======== Source material ========

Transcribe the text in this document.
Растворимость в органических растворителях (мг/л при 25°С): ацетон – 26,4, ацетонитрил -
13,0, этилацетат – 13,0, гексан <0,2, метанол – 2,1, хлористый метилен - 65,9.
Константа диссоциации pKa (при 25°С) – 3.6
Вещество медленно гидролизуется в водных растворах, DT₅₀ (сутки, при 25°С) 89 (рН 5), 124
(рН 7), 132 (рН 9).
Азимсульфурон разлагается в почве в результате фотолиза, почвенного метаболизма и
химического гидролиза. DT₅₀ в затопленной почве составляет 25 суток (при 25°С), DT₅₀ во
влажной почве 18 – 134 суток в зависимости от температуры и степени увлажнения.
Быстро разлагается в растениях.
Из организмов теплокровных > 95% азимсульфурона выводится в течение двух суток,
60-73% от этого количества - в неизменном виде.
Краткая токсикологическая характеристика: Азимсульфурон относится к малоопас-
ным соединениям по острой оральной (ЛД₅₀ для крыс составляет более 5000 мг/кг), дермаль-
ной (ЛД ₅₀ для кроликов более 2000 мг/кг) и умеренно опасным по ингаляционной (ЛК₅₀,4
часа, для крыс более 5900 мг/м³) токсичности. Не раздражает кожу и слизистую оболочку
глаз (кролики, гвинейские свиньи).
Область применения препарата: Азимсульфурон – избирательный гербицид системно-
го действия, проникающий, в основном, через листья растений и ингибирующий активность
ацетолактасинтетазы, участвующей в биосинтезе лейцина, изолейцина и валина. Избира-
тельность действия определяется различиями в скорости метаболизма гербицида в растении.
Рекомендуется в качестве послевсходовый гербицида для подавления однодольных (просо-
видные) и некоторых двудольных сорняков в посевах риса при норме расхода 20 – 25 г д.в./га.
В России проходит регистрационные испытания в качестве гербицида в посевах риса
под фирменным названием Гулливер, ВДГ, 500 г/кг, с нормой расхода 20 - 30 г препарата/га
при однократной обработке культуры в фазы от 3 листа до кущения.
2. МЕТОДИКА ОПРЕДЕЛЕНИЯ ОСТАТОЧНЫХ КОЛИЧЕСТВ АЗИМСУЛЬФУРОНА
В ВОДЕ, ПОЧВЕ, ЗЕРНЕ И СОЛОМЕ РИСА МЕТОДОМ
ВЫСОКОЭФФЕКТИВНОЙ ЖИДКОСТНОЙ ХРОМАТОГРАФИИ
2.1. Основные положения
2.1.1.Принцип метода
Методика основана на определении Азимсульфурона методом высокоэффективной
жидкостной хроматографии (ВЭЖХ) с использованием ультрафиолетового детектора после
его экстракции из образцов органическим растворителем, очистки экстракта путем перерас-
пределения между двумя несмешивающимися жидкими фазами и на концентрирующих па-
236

========

*Problem to solve:*
Work out the count of lines containing the word "более", then write only that count.

*Task response:*
3